Dataset entries:
::::

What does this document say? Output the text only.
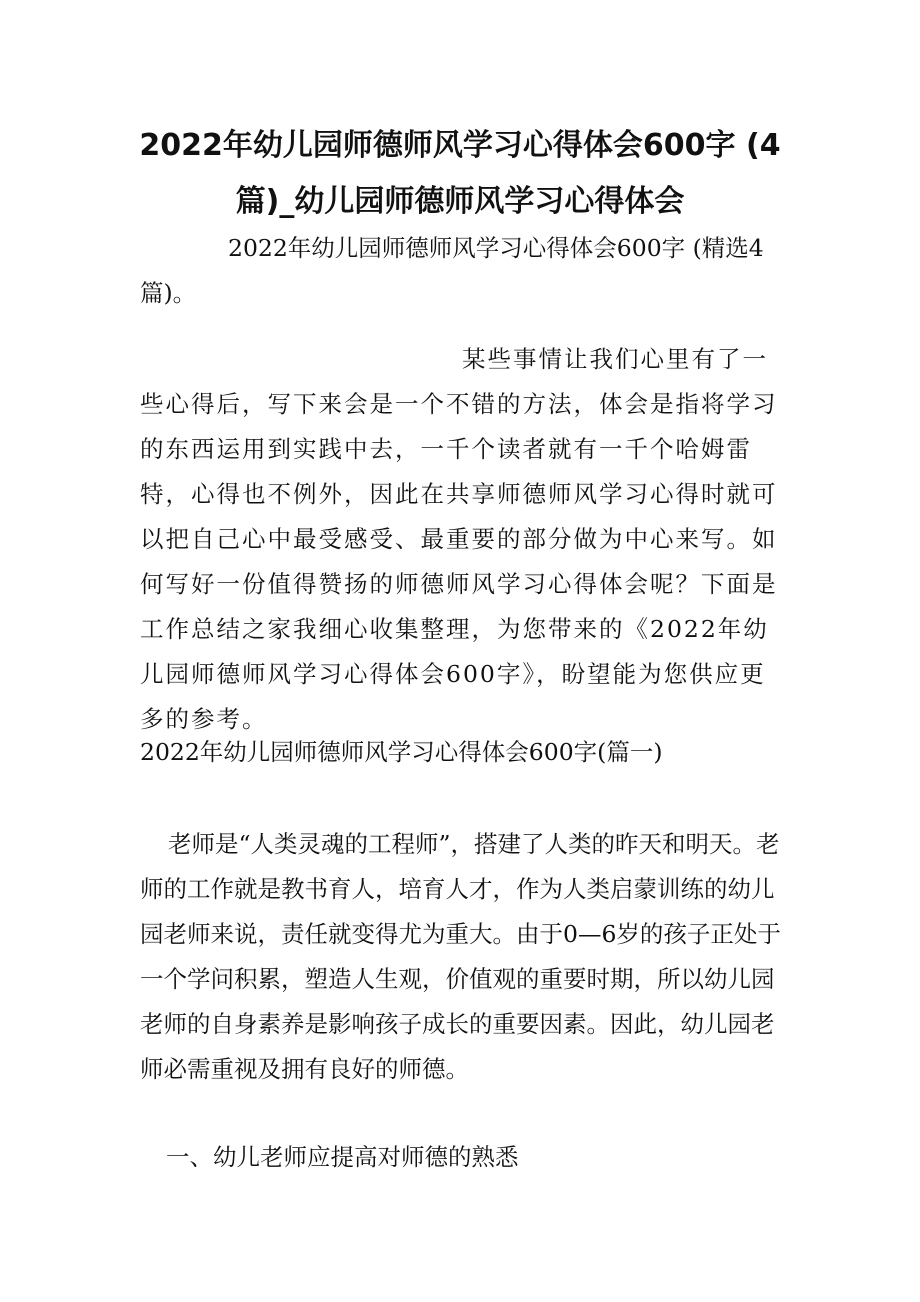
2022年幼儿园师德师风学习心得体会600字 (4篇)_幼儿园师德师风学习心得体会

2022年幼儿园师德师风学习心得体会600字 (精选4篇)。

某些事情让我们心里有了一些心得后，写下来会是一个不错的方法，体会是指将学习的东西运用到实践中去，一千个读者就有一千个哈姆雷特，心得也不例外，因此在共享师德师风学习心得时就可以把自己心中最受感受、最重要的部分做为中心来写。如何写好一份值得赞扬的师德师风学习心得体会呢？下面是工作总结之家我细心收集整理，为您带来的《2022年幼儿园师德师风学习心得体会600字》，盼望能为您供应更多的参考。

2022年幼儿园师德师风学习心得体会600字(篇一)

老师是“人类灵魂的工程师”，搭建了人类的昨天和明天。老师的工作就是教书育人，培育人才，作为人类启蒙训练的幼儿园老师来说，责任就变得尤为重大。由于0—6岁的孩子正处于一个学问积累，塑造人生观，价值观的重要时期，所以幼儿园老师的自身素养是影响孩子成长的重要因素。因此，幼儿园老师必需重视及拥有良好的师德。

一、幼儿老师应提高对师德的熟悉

::::

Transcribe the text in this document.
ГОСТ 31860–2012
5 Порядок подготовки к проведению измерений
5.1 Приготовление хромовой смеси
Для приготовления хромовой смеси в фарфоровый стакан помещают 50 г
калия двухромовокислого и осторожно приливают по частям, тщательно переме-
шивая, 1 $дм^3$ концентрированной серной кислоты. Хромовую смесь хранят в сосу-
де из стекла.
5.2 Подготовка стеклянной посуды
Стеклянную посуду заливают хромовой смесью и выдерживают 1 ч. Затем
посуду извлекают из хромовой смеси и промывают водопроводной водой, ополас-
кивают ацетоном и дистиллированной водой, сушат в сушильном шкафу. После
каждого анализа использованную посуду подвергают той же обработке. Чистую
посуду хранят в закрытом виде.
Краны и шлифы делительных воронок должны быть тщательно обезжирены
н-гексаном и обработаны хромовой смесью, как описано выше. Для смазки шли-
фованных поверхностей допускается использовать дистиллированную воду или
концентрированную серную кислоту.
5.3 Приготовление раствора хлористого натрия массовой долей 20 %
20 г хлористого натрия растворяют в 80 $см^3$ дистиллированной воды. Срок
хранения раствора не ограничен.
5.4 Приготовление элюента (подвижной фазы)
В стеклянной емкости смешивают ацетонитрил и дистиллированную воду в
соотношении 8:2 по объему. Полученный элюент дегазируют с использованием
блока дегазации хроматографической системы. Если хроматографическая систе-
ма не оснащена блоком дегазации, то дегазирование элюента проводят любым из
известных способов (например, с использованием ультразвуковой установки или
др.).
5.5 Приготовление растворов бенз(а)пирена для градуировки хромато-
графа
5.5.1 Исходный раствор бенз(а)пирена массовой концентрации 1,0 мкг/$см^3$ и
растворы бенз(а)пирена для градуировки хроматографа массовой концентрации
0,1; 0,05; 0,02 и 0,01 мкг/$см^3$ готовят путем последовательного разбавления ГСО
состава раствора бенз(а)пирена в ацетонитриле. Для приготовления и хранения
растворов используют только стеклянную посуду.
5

::::

WHAT TO WORK ON
From the entries above, copy out every line where the string "хлористого" appears.

FULL OUTPUT
5.3 Приготовление раствора хлористого натрия массовой долей 20 %
20 г хлористого натрия растворяют в 80 $см^3$ дистиллированной воды. Срок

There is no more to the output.